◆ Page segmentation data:
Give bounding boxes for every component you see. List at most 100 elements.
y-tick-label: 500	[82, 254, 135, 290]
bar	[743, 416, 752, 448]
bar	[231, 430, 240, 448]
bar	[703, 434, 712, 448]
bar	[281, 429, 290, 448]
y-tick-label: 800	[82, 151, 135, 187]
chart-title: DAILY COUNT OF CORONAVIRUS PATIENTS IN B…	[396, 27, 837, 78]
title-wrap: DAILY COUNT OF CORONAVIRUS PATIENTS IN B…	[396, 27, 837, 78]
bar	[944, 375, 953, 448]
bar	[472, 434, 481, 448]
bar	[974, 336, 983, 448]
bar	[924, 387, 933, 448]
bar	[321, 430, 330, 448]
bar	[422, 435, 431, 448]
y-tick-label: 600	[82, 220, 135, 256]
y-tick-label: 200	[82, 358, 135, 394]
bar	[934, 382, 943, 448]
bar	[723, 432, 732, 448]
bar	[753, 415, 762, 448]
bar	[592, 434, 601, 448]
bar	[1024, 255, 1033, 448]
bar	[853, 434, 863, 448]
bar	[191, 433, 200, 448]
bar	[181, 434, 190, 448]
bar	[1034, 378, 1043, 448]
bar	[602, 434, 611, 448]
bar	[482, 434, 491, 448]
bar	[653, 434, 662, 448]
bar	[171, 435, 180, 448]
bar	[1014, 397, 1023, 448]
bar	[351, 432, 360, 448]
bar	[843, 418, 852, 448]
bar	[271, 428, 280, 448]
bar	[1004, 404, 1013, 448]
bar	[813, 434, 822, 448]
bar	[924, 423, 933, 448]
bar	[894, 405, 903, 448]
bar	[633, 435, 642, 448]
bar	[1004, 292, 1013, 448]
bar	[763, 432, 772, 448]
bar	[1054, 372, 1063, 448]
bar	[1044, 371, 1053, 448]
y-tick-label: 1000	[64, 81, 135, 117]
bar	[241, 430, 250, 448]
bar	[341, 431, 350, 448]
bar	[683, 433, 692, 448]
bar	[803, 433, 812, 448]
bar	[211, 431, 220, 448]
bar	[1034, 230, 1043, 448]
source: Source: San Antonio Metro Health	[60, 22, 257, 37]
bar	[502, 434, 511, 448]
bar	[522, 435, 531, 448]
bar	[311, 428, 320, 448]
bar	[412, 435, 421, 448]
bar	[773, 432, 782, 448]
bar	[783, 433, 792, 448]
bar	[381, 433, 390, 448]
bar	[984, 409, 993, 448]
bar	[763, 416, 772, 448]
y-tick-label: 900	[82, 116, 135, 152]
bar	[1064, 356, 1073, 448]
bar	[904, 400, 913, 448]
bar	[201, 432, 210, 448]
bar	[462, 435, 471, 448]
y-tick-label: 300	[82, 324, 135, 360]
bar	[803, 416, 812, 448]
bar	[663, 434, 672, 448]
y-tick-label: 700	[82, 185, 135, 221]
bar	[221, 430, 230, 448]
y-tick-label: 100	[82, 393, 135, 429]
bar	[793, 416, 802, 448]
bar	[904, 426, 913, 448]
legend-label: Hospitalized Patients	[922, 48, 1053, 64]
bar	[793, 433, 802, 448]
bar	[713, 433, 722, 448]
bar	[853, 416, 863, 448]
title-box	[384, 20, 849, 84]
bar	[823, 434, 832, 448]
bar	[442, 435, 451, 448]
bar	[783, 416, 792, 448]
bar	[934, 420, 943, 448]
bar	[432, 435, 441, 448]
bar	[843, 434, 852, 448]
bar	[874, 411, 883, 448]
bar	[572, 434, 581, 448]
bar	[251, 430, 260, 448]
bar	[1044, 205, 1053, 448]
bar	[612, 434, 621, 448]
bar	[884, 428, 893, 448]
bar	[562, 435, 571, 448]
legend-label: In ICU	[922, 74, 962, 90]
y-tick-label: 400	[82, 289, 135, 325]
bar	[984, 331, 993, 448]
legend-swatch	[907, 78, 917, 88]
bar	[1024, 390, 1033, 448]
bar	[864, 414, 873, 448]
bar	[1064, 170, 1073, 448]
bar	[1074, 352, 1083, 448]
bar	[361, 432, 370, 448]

◆ ACTION ITEM: Where a line of the data holds the word "CORONAVIRUS", copy that line.

◆ RESPONSE TO THIS EXERCISE:
chart-title: DAILY COUNT OF CORONAVIRUS PATIENTS IN B…	[396, 27, 837, 78]
title-wrap: DAILY COUNT OF CORONAVIRUS PATIENTS IN B…	[396, 27, 837, 78]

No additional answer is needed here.